#### [Direction]
Show all lines from the listing below that contain "title".

[Items from a figure collection]
----

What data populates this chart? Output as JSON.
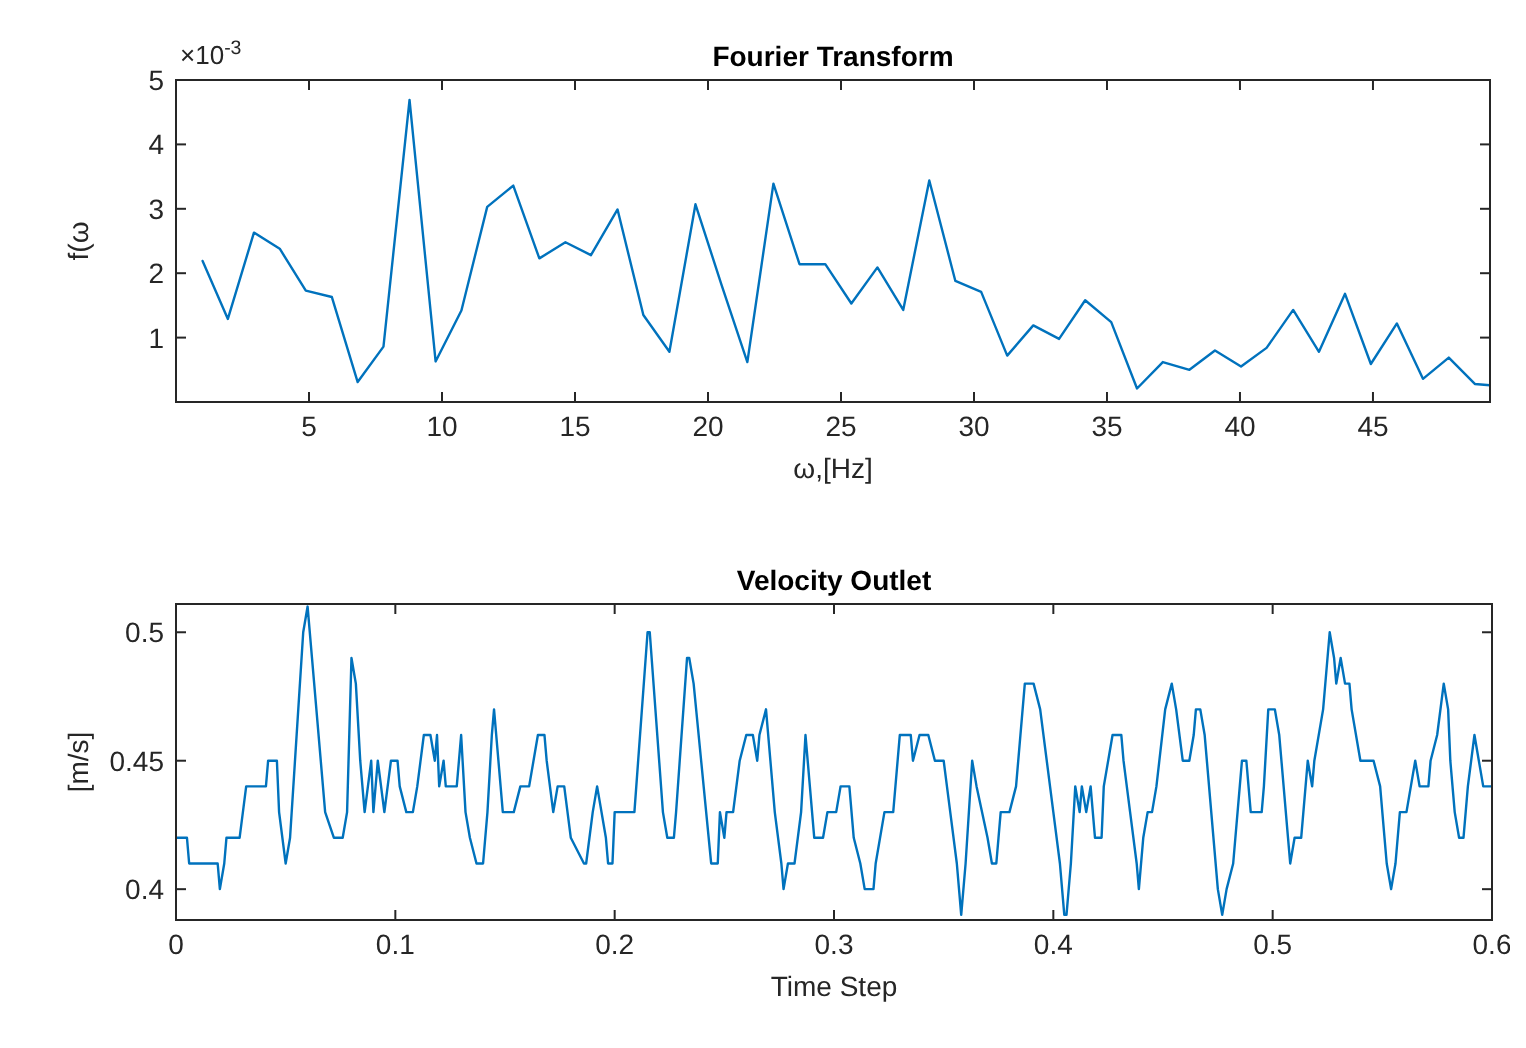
{
  "chart_data": [
    {
      "type": "line",
      "title": "Fourier Transform",
      "xlabel": "ω,[Hz]",
      "ylabel": "f(ω",
      "annotations": [
        "×10$^{-3}$"
      ],
      "xlim": [
        0,
        49.4
      ],
      "xticks": [
        5,
        10,
        15,
        20,
        25,
        30,
        35,
        40,
        45
      ],
      "ylim": [
        0,
        5
      ],
      "yticks": [
        1,
        2,
        3,
        4,
        5
      ],
      "grid": false,
      "marker": "none",
      "line_style": "solid",
      "series": [
        {
          "color": "#0072bd",
          "x": [
            1.0,
            1.95,
            2.93,
            3.9,
            4.88,
            5.86,
            6.83,
            7.8,
            8.78,
            9.76,
            10.73,
            11.7,
            12.68,
            13.66,
            14.64,
            15.6,
            16.6,
            17.57,
            18.55,
            19.53,
            20.5,
            21.48,
            22.46,
            23.44,
            24.41,
            25.39,
            26.37,
            27.34,
            28.32,
            29.3,
            30.27,
            31.25,
            32.23,
            33.2,
            34.18,
            35.16,
            36.13,
            37.1,
            38.1,
            39.06,
            40.04,
            41.0,
            42.0,
            42.97,
            43.95,
            44.92,
            45.9,
            46.88,
            47.85,
            48.83,
            49.4
          ],
          "values": [
            2.19,
            1.29,
            2.63,
            2.38,
            1.73,
            1.63,
            0.31,
            0.86,
            4.69,
            0.63,
            1.42,
            3.03,
            3.36,
            2.23,
            2.48,
            2.28,
            2.99,
            1.35,
            0.78,
            3.07,
            1.83,
            0.62,
            3.39,
            2.14,
            2.14,
            1.53,
            2.09,
            1.43,
            3.44,
            1.88,
            1.71,
            0.72,
            1.19,
            0.98,
            1.58,
            1.24,
            0.21,
            0.62,
            0.5,
            0.8,
            0.55,
            0.84,
            1.43,
            0.78,
            1.68,
            0.59,
            1.22,
            0.36,
            0.69,
            0.28,
            0.26
          ]
        }
      ]
    },
    {
      "type": "line",
      "title": "Velocity Outlet",
      "xlabel": "Time Step",
      "ylabel": "[m/s]",
      "xlim": [
        0,
        0.6
      ],
      "xticks": [
        0,
        0.1,
        0.2,
        0.3,
        0.4,
        0.5,
        0.6
      ],
      "ylim": [
        0.388,
        0.511
      ],
      "yticks": [
        0.4,
        0.45,
        0.5
      ],
      "grid": false,
      "marker": "none",
      "line_style": "solid",
      "series": [
        {
          "color": "#0072bd",
          "x": [
            0,
            0.005,
            0.006,
            0.019,
            0.02,
            0.022,
            0.023,
            0.029,
            0.032,
            0.041,
            0.042,
            0.046,
            0.047,
            0.05,
            0.052,
            0.058,
            0.06,
            0.062,
            0.066,
            0.068,
            0.072,
            0.076,
            0.078,
            0.08,
            0.082,
            0.084,
            0.086,
            0.089,
            0.09,
            0.092,
            0.095,
            0.098,
            0.101,
            0.102,
            0.105,
            0.108,
            0.11,
            0.113,
            0.116,
            0.118,
            0.119,
            0.12,
            0.122,
            0.123,
            0.128,
            0.13,
            0.132,
            0.134,
            0.137,
            0.14,
            0.142,
            0.144,
            0.145,
            0.147,
            0.149,
            0.154,
            0.157,
            0.161,
            0.165,
            0.168,
            0.169,
            0.172,
            0.174,
            0.177,
            0.18,
            0.186,
            0.187,
            0.19,
            0.192,
            0.196,
            0.197,
            0.199,
            0.2,
            0.209,
            0.215,
            0.216,
            0.222,
            0.224,
            0.227,
            0.228,
            0.233,
            0.234,
            0.236,
            0.244,
            0.247,
            0.248,
            0.25,
            0.251,
            0.254,
            0.257,
            0.26,
            0.263,
            0.265,
            0.266,
            0.269,
            0.271,
            0.273,
            0.276,
            0.277,
            0.279,
            0.282,
            0.285,
            0.287,
            0.289,
            0.291,
            0.295,
            0.297,
            0.301,
            0.303,
            0.307,
            0.309,
            0.312,
            0.314,
            0.318,
            0.319,
            0.323,
            0.327,
            0.33,
            0.335,
            0.336,
            0.339,
            0.343,
            0.346,
            0.35,
            0.353,
            0.356,
            0.358,
            0.36,
            0.363,
            0.365,
            0.37,
            0.372,
            0.374,
            0.375,
            0.376,
            0.38,
            0.383,
            0.387,
            0.391,
            0.394,
            0.4,
            0.403,
            0.405,
            0.406,
            0.408,
            0.41,
            0.412,
            0.413,
            0.415,
            0.417,
            0.419,
            0.422,
            0.423,
            0.425,
            0.427,
            0.431,
            0.432,
            0.435,
            0.438,
            0.439,
            0.441,
            0.443,
            0.445,
            0.447,
            0.451,
            0.454,
            0.456,
            0.459,
            0.462,
            0.464,
            0.465,
            0.467,
            0.469,
            0.472,
            0.475,
            0.477,
            0.479,
            0.482,
            0.485,
            0.486,
            0.488,
            0.49,
            0.495,
            0.496,
            0.498,
            0.501,
            0.503,
            0.507,
            0.508,
            0.51,
            0.513,
            0.515,
            0.516,
            0.518,
            0.519,
            0.523,
            0.526,
            0.528,
            0.529,
            0.531,
            0.533,
            0.535,
            0.536,
            0.54,
            0.546,
            0.549,
            0.551,
            0.552,
            0.554,
            0.556,
            0.558,
            0.561,
            0.563,
            0.565,
            0.567,
            0.571,
            0.572,
            0.575,
            0.578,
            0.58,
            0.581,
            0.583,
            0.585,
            0.587,
            0.589,
            0.592,
            0.594,
            0.596,
            0.6
          ],
          "values": [
            0.42,
            0.42,
            0.41,
            0.41,
            0.4,
            0.41,
            0.42,
            0.42,
            0.44,
            0.44,
            0.45,
            0.45,
            0.43,
            0.41,
            0.42,
            0.5,
            0.51,
            0.49,
            0.45,
            0.43,
            0.42,
            0.42,
            0.43,
            0.49,
            0.48,
            0.45,
            0.43,
            0.45,
            0.43,
            0.45,
            0.43,
            0.45,
            0.45,
            0.44,
            0.43,
            0.43,
            0.44,
            0.46,
            0.46,
            0.45,
            0.46,
            0.44,
            0.45,
            0.44,
            0.44,
            0.46,
            0.43,
            0.42,
            0.41,
            0.41,
            0.43,
            0.46,
            0.47,
            0.45,
            0.43,
            0.43,
            0.44,
            0.44,
            0.46,
            0.46,
            0.45,
            0.43,
            0.44,
            0.44,
            0.42,
            0.41,
            0.41,
            0.43,
            0.44,
            0.42,
            0.41,
            0.41,
            0.43,
            0.43,
            0.5,
            0.5,
            0.43,
            0.42,
            0.42,
            0.43,
            0.49,
            0.49,
            0.48,
            0.41,
            0.41,
            0.43,
            0.42,
            0.43,
            0.43,
            0.45,
            0.46,
            0.46,
            0.45,
            0.46,
            0.47,
            0.45,
            0.43,
            0.41,
            0.4,
            0.41,
            0.41,
            0.43,
            0.46,
            0.44,
            0.42,
            0.42,
            0.43,
            0.43,
            0.44,
            0.44,
            0.42,
            0.41,
            0.4,
            0.4,
            0.41,
            0.43,
            0.43,
            0.46,
            0.46,
            0.45,
            0.46,
            0.46,
            0.45,
            0.45,
            0.43,
            0.41,
            0.39,
            0.41,
            0.45,
            0.44,
            0.42,
            0.41,
            0.41,
            0.42,
            0.43,
            0.43,
            0.44,
            0.48,
            0.48,
            0.47,
            0.43,
            0.41,
            0.39,
            0.39,
            0.41,
            0.44,
            0.43,
            0.44,
            0.43,
            0.44,
            0.42,
            0.42,
            0.44,
            0.45,
            0.46,
            0.46,
            0.45,
            0.43,
            0.41,
            0.4,
            0.42,
            0.43,
            0.43,
            0.44,
            0.47,
            0.48,
            0.47,
            0.45,
            0.45,
            0.46,
            0.47,
            0.47,
            0.46,
            0.43,
            0.4,
            0.39,
            0.4,
            0.41,
            0.44,
            0.45,
            0.45,
            0.43,
            0.43,
            0.44,
            0.47,
            0.47,
            0.46,
            0.42,
            0.41,
            0.42,
            0.42,
            0.44,
            0.45,
            0.44,
            0.45,
            0.47,
            0.5,
            0.49,
            0.48,
            0.49,
            0.48,
            0.48,
            0.47,
            0.45,
            0.45,
            0.44,
            0.42,
            0.41,
            0.4,
            0.41,
            0.43,
            0.43,
            0.44,
            0.45,
            0.44,
            0.44,
            0.45,
            0.46,
            0.48,
            0.47,
            0.45,
            0.43,
            0.42,
            0.42,
            0.44,
            0.46,
            0.45,
            0.44,
            0.44
          ]
        }
      ]
    }
  ]
}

----

#### [The answer]
      "title": "Fourier Transform",
      "title": "Velocity Outlet",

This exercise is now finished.